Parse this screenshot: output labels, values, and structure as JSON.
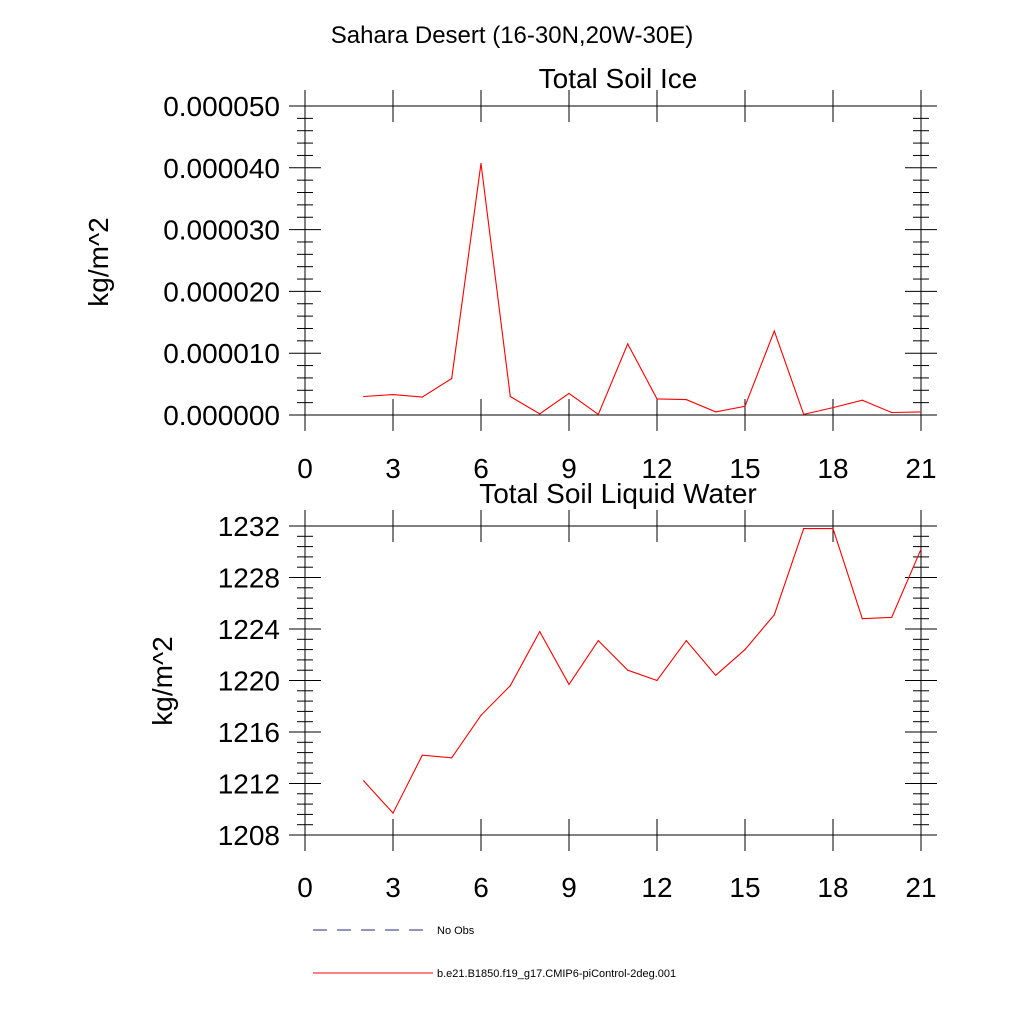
{
  "figure_title": "Sahara Desert (16-30N,20W-30E)",
  "legend": [
    {
      "label": "No Obs",
      "style": "dashed",
      "color": "#2b2b6b"
    },
    {
      "label": "b.e21.B1850.f19_g17.CMIP6-piControl-2deg.001",
      "style": "solid",
      "color": "#ff0000"
    }
  ],
  "chart_data": [
    {
      "type": "line",
      "title": "Total Soil Ice",
      "xlabel": "",
      "ylabel": "kg/m^2",
      "xlim": [
        0,
        21
      ],
      "ylim": [
        0,
        5e-05
      ],
      "xticks": [
        0,
        3,
        6,
        9,
        12,
        15,
        18,
        21
      ],
      "xtick_labels": [
        "0",
        "3",
        "6",
        "9",
        "12",
        "15",
        "18",
        "21"
      ],
      "yticks": [
        0,
        1e-05,
        2e-05,
        3e-05,
        4e-05,
        5e-05
      ],
      "ytick_labels": [
        "0.000000",
        "0.000010",
        "0.000020",
        "0.000030",
        "0.000040",
        "0.000050"
      ],
      "series": [
        {
          "name": "b.e21.B1850.f19_g17.CMIP6-piControl-2deg.001",
          "color": "#ff0000",
          "x": [
            2,
            3,
            4,
            5,
            6,
            7,
            8,
            9,
            10,
            11,
            12,
            13,
            14,
            15,
            16,
            17,
            18,
            19,
            20,
            21
          ],
          "y": [
            3e-06,
            3.3e-06,
            2.9e-06,
            5.9e-06,
            4.07e-05,
            3e-06,
            2e-07,
            3.5e-06,
            1e-07,
            1.15e-05,
            2.6e-06,
            2.5e-06,
            5e-07,
            1.4e-06,
            1.36e-05,
            1e-07,
            1.2e-06,
            2.4e-06,
            4e-07,
            5e-07
          ]
        }
      ]
    },
    {
      "type": "line",
      "title": "Total Soil Liquid Water",
      "xlabel": "",
      "ylabel": "kg/m^2",
      "xlim": [
        0,
        21
      ],
      "ylim": [
        1208,
        1232
      ],
      "xticks": [
        0,
        3,
        6,
        9,
        12,
        15,
        18,
        21
      ],
      "xtick_labels": [
        "0",
        "3",
        "6",
        "9",
        "12",
        "15",
        "18",
        "21"
      ],
      "yticks": [
        1208,
        1212,
        1216,
        1220,
        1224,
        1228,
        1232
      ],
      "ytick_labels": [
        "1208",
        "1212",
        "1216",
        "1220",
        "1224",
        "1228",
        "1232"
      ],
      "series": [
        {
          "name": "b.e21.B1850.f19_g17.CMIP6-piControl-2deg.001",
          "color": "#ff0000",
          "x": [
            2,
            3,
            4,
            5,
            6,
            7,
            8,
            9,
            10,
            11,
            12,
            13,
            14,
            15,
            16,
            17,
            18,
            19,
            20,
            21
          ],
          "y": [
            1212.2,
            1209.7,
            1214.2,
            1214.0,
            1217.3,
            1219.6,
            1223.8,
            1219.7,
            1223.1,
            1220.8,
            1220.0,
            1223.1,
            1220.4,
            1222.4,
            1225.1,
            1231.8,
            1231.8,
            1224.8,
            1224.9,
            1230.2
          ]
        }
      ]
    }
  ]
}
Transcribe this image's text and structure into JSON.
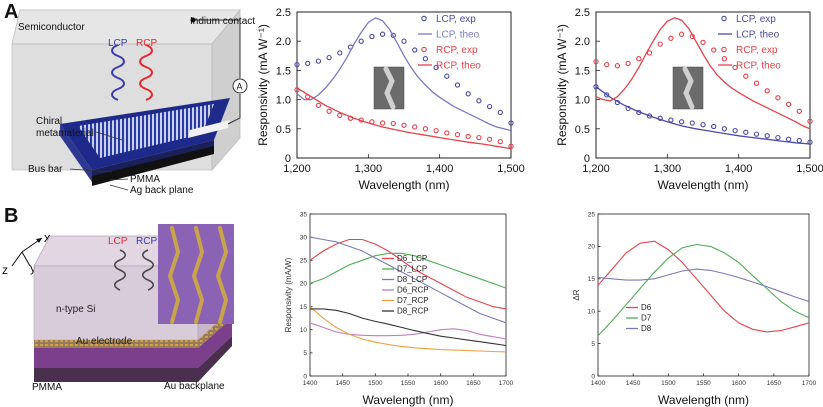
{
  "panels": {
    "a": "A",
    "b": "B"
  },
  "diagram_a": {
    "semiconductor": "Semiconductor",
    "indium": "Indium contact",
    "lcp": "LCP",
    "rcp": "RCP",
    "chiral1": "Chiral",
    "chiral2": "metamaterial",
    "busbar": "Bus bar",
    "pmma": "PMMA",
    "ag": "Ag back plane",
    "meter": "A"
  },
  "diagram_b": {
    "x": "x",
    "y": "y",
    "z": "z",
    "lcp": "LCP",
    "rcp": "RCP",
    "nsi": "n-type Si",
    "au_electrode": "Au electrode",
    "pmma": "PMMA",
    "au_backplane": "Au backplane"
  },
  "colors": {
    "blue": "#4b4ba8",
    "red": "#e8424a",
    "green": "#4caf50",
    "purple": "#c07cc4",
    "orange": "#f0a040",
    "black": "#333333",
    "slate": "#7a7ab8"
  },
  "chart_data": [
    {
      "id": "a1",
      "type": "line",
      "xlabel": "Wavelength (nm)",
      "ylabel": "Responsivity (mA W⁻¹)",
      "xlim": [
        1200,
        1500
      ],
      "ylim": [
        0,
        2.5
      ],
      "xticks": [
        1200,
        1300,
        1400,
        1500
      ],
      "xtick_labels": [
        "1,200",
        "1,300",
        "1,400",
        "1,500"
      ],
      "yticks": [
        0,
        0.5,
        1.0,
        1.5,
        2.0,
        2.5
      ],
      "ytick_labels": [
        "0",
        "0.5",
        "1.0",
        "1.5",
        "2.0",
        "2.5"
      ],
      "legend": [
        "LCP, exp",
        "LCP, theo",
        "RCP, exp",
        "RCP, theo"
      ],
      "series": [
        {
          "name": "LCP, exp",
          "kind": "scatter",
          "color": "#4b4ba8",
          "x": [
            1200,
            1215,
            1230,
            1245,
            1260,
            1275,
            1290,
            1305,
            1320,
            1335,
            1350,
            1365,
            1380,
            1395,
            1410,
            1425,
            1440,
            1455,
            1470,
            1485,
            1500
          ],
          "y": [
            1.6,
            1.62,
            1.66,
            1.72,
            1.8,
            1.9,
            2.0,
            2.08,
            2.12,
            2.1,
            2.0,
            1.85,
            1.7,
            1.55,
            1.4,
            1.25,
            1.1,
            0.98,
            0.88,
            0.78,
            0.6
          ]
        },
        {
          "name": "LCP, theo",
          "kind": "line",
          "color": "#7a7ac8",
          "x": [
            1200,
            1210,
            1220,
            1230,
            1240,
            1250,
            1260,
            1270,
            1280,
            1290,
            1300,
            1310,
            1320,
            1330,
            1340,
            1350,
            1360,
            1370,
            1380,
            1390,
            1400,
            1410,
            1420,
            1430,
            1440,
            1450,
            1460,
            1470,
            1480,
            1490,
            1500
          ],
          "y": [
            1.1,
            1.0,
            1.0,
            1.08,
            1.2,
            1.35,
            1.52,
            1.72,
            1.95,
            2.15,
            2.32,
            2.4,
            2.35,
            2.2,
            1.98,
            1.75,
            1.55,
            1.38,
            1.25,
            1.13,
            1.04,
            0.96,
            0.88,
            0.82,
            0.76,
            0.7,
            0.64,
            0.58,
            0.53,
            0.5,
            0.47
          ]
        },
        {
          "name": "RCP, exp",
          "kind": "scatter",
          "color": "#e8424a",
          "x": [
            1200,
            1215,
            1230,
            1245,
            1260,
            1275,
            1290,
            1305,
            1320,
            1335,
            1350,
            1365,
            1380,
            1395,
            1410,
            1425,
            1440,
            1455,
            1470,
            1485,
            1500
          ],
          "y": [
            1.17,
            1.05,
            0.9,
            0.8,
            0.73,
            0.68,
            0.65,
            0.62,
            0.6,
            0.59,
            0.56,
            0.53,
            0.5,
            0.47,
            0.43,
            0.4,
            0.37,
            0.35,
            0.32,
            0.28,
            0.2
          ]
        },
        {
          "name": "RCP, theo",
          "kind": "line",
          "color": "#e8424a",
          "x": [
            1200,
            1220,
            1240,
            1260,
            1280,
            1300,
            1320,
            1340,
            1360,
            1380,
            1400,
            1420,
            1440,
            1460,
            1480,
            1500
          ],
          "y": [
            1.2,
            1.05,
            0.9,
            0.78,
            0.68,
            0.6,
            0.53,
            0.48,
            0.43,
            0.39,
            0.35,
            0.31,
            0.27,
            0.24,
            0.2,
            0.16
          ]
        }
      ]
    },
    {
      "id": "a2",
      "type": "line",
      "xlabel": "Wavelength (nm)",
      "ylabel": "Responsivity (mA W⁻¹)",
      "xlim": [
        1200,
        1500
      ],
      "ylim": [
        0,
        2.5
      ],
      "xticks": [
        1200,
        1300,
        1400,
        1500
      ],
      "xtick_labels": [
        "1,200",
        "1,300",
        "1,400",
        "1,500"
      ],
      "yticks": [
        0,
        0.5,
        1.0,
        1.5,
        2.0,
        2.5
      ],
      "ytick_labels": [
        "0",
        "0.5",
        "1.0",
        "1.5",
        "2.0",
        "2.5"
      ],
      "legend": [
        "LCP, exp",
        "LCP, theo",
        "RCP, exp",
        "RCP, theo"
      ],
      "series": [
        {
          "name": "LCP, exp",
          "kind": "scatter",
          "color": "#4b4ba8",
          "x": [
            1200,
            1215,
            1230,
            1245,
            1260,
            1275,
            1290,
            1305,
            1320,
            1335,
            1350,
            1365,
            1380,
            1395,
            1410,
            1425,
            1440,
            1455,
            1470,
            1485,
            1500
          ],
          "y": [
            1.22,
            1.08,
            0.95,
            0.85,
            0.78,
            0.72,
            0.68,
            0.65,
            0.62,
            0.6,
            0.57,
            0.54,
            0.5,
            0.47,
            0.44,
            0.41,
            0.38,
            0.35,
            0.32,
            0.3,
            0.27
          ]
        },
        {
          "name": "LCP, theo",
          "kind": "line",
          "color": "#4b4ba8",
          "x": [
            1200,
            1220,
            1240,
            1260,
            1280,
            1300,
            1320,
            1340,
            1360,
            1380,
            1400,
            1420,
            1440,
            1460,
            1480,
            1500
          ],
          "y": [
            1.22,
            1.04,
            0.9,
            0.79,
            0.7,
            0.62,
            0.55,
            0.5,
            0.46,
            0.42,
            0.38,
            0.35,
            0.32,
            0.29,
            0.26,
            0.24
          ]
        },
        {
          "name": "RCP, exp",
          "kind": "scatter",
          "color": "#e8424a",
          "x": [
            1200,
            1215,
            1230,
            1245,
            1260,
            1275,
            1290,
            1305,
            1320,
            1335,
            1350,
            1365,
            1380,
            1395,
            1410,
            1425,
            1440,
            1455,
            1470,
            1485,
            1500
          ],
          "y": [
            1.65,
            1.6,
            1.58,
            1.62,
            1.7,
            1.8,
            1.95,
            2.05,
            2.12,
            2.08,
            1.98,
            1.85,
            1.7,
            1.55,
            1.4,
            1.28,
            1.15,
            1.03,
            0.92,
            0.8,
            0.63
          ]
        },
        {
          "name": "RCP, theo",
          "kind": "line",
          "color": "#e8424a",
          "x": [
            1200,
            1210,
            1220,
            1230,
            1240,
            1250,
            1260,
            1270,
            1280,
            1290,
            1300,
            1310,
            1320,
            1330,
            1340,
            1350,
            1360,
            1370,
            1380,
            1390,
            1400,
            1410,
            1420,
            1430,
            1440,
            1450,
            1460,
            1470,
            1480,
            1490,
            1500
          ],
          "y": [
            1.05,
            1.0,
            0.98,
            1.05,
            1.18,
            1.35,
            1.55,
            1.78,
            2.0,
            2.2,
            2.34,
            2.4,
            2.36,
            2.22,
            2.0,
            1.78,
            1.58,
            1.42,
            1.3,
            1.2,
            1.12,
            1.05,
            0.98,
            0.92,
            0.86,
            0.8,
            0.74,
            0.68,
            0.62,
            0.55,
            0.5
          ]
        }
      ]
    },
    {
      "id": "b1",
      "type": "line",
      "xlabel": "Wavelength (nm)",
      "ylabel": "Responsivity (mA/W)",
      "xlim": [
        1400,
        1700
      ],
      "ylim": [
        0,
        35
      ],
      "xticks": [
        1400,
        1450,
        1500,
        1550,
        1600,
        1650,
        1700
      ],
      "xtick_labels": [
        "1400",
        "1450",
        "1500",
        "1550",
        "1600",
        "1650",
        "1700"
      ],
      "yticks": [
        0,
        5,
        10,
        15,
        20,
        25,
        30,
        35
      ],
      "ytick_labels": [
        "0",
        "5",
        "10",
        "15",
        "20",
        "25",
        "30",
        "35"
      ],
      "legend": [
        "D6_LCP",
        "D7_LCP",
        "D8_LCP",
        "D6_RCP",
        "D7_RCP",
        "D8_RCP"
      ],
      "series": [
        {
          "name": "D6_LCP",
          "kind": "line",
          "color": "#e8424a",
          "x": [
            1400,
            1420,
            1440,
            1460,
            1480,
            1500,
            1520,
            1540,
            1560,
            1580,
            1600,
            1620,
            1640,
            1660,
            1680,
            1700
          ],
          "y": [
            25,
            27,
            28.5,
            29.5,
            29.5,
            28.5,
            27,
            25,
            23,
            21.5,
            20,
            18.5,
            17,
            16,
            15,
            14.5
          ]
        },
        {
          "name": "D7_LCP",
          "kind": "line",
          "color": "#4caf50",
          "x": [
            1400,
            1420,
            1440,
            1460,
            1480,
            1500,
            1520,
            1540,
            1560,
            1580,
            1600,
            1620,
            1640,
            1660,
            1680,
            1700
          ],
          "y": [
            20,
            21,
            22.5,
            24,
            25,
            26,
            26.5,
            26.5,
            26,
            25,
            24,
            23,
            22,
            21,
            20,
            19
          ]
        },
        {
          "name": "D8_LCP",
          "kind": "line",
          "color": "#7a7ab8",
          "x": [
            1400,
            1420,
            1440,
            1460,
            1480,
            1500,
            1520,
            1540,
            1560,
            1580,
            1600,
            1620,
            1640,
            1660,
            1680,
            1700
          ],
          "y": [
            30,
            29.5,
            29,
            28,
            27,
            25.5,
            24,
            22.5,
            21,
            19.5,
            18,
            16.5,
            15,
            13.5,
            12.5,
            11.5
          ]
        },
        {
          "name": "D6_RCP",
          "kind": "line",
          "color": "#c07cc4",
          "x": [
            1400,
            1420,
            1440,
            1460,
            1480,
            1500,
            1520,
            1540,
            1560,
            1580,
            1600,
            1620,
            1640,
            1660,
            1680,
            1700
          ],
          "y": [
            11.5,
            10.5,
            9.5,
            9,
            8.8,
            8.7,
            8.7,
            8.8,
            9,
            9.5,
            10,
            10.2,
            9.8,
            9,
            8.5,
            8
          ]
        },
        {
          "name": "D7_RCP",
          "kind": "line",
          "color": "#f0a040",
          "x": [
            1400,
            1420,
            1440,
            1460,
            1480,
            1500,
            1520,
            1540,
            1560,
            1580,
            1600,
            1620,
            1640,
            1660,
            1680,
            1700
          ],
          "y": [
            15,
            12.5,
            10.5,
            9,
            8,
            7.3,
            6.8,
            6.4,
            6.1,
            5.9,
            5.7,
            5.6,
            5.5,
            5.4,
            5.3,
            5.2
          ]
        },
        {
          "name": "D8_RCP",
          "kind": "line",
          "color": "#333333",
          "x": [
            1400,
            1420,
            1440,
            1460,
            1480,
            1500,
            1520,
            1540,
            1560,
            1580,
            1600,
            1620,
            1640,
            1660,
            1680,
            1700
          ],
          "y": [
            14.5,
            14.5,
            14.2,
            13.5,
            12.5,
            11.8,
            11.2,
            10.5,
            9.8,
            9.2,
            8.6,
            8.2,
            7.8,
            7.4,
            7,
            6.6
          ]
        }
      ]
    },
    {
      "id": "b2",
      "type": "line",
      "xlabel": "Wavelength (nm)",
      "ylabel": "ΔR",
      "xlim": [
        1400,
        1700
      ],
      "ylim": [
        0,
        25
      ],
      "xticks": [
        1400,
        1450,
        1500,
        1550,
        1600,
        1650,
        1700
      ],
      "xtick_labels": [
        "1400",
        "1450",
        "1500",
        "1550",
        "1600",
        "1650",
        "1700"
      ],
      "yticks": [
        0,
        5,
        10,
        15,
        20,
        25
      ],
      "ytick_labels": [
        "0",
        "5",
        "10",
        "15",
        "20",
        "25"
      ],
      "legend": [
        "D6",
        "D7",
        "D8"
      ],
      "series": [
        {
          "name": "D6",
          "kind": "line",
          "color": "#e8424a",
          "x": [
            1400,
            1420,
            1440,
            1460,
            1480,
            1500,
            1520,
            1540,
            1560,
            1580,
            1600,
            1620,
            1640,
            1660,
            1680,
            1700
          ],
          "y": [
            14,
            16.5,
            19,
            20.5,
            20.8,
            19.5,
            17.5,
            15,
            12.5,
            10,
            8.2,
            7.2,
            6.8,
            7,
            7.6,
            8.2
          ]
        },
        {
          "name": "D7",
          "kind": "line",
          "color": "#4caf50",
          "x": [
            1400,
            1420,
            1440,
            1460,
            1480,
            1500,
            1520,
            1540,
            1560,
            1580,
            1600,
            1620,
            1640,
            1660,
            1680,
            1700
          ],
          "y": [
            6.2,
            8.5,
            11,
            13.5,
            16,
            18.2,
            19.8,
            20.3,
            20,
            19,
            17.5,
            15.5,
            13.5,
            11.5,
            10,
            9
          ]
        },
        {
          "name": "D8",
          "kind": "line",
          "color": "#7a7ab8",
          "x": [
            1400,
            1420,
            1440,
            1460,
            1480,
            1500,
            1520,
            1540,
            1560,
            1580,
            1600,
            1620,
            1640,
            1660,
            1680,
            1700
          ],
          "y": [
            15.2,
            15,
            14.8,
            14.8,
            15,
            15.6,
            16.2,
            16.5,
            16.3,
            15.8,
            15.2,
            14.5,
            13.8,
            13,
            12.2,
            11.5
          ]
        }
      ]
    }
  ]
}
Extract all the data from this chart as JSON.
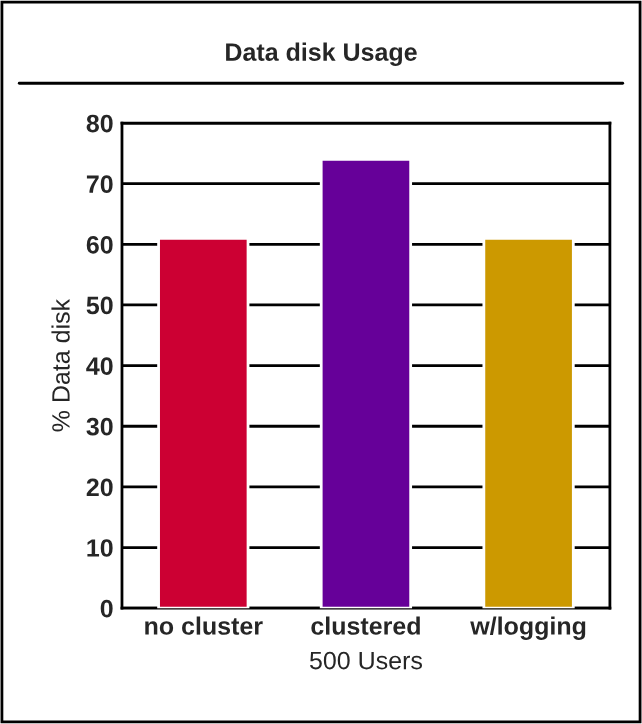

================================

WHAT IS EXPECTED
Find the string "Total" in the entries above and return each line that holds it.

FULL OUTPUT
      "title": "Total Soil Ice",
      "title": "Total Soil Liquid Water",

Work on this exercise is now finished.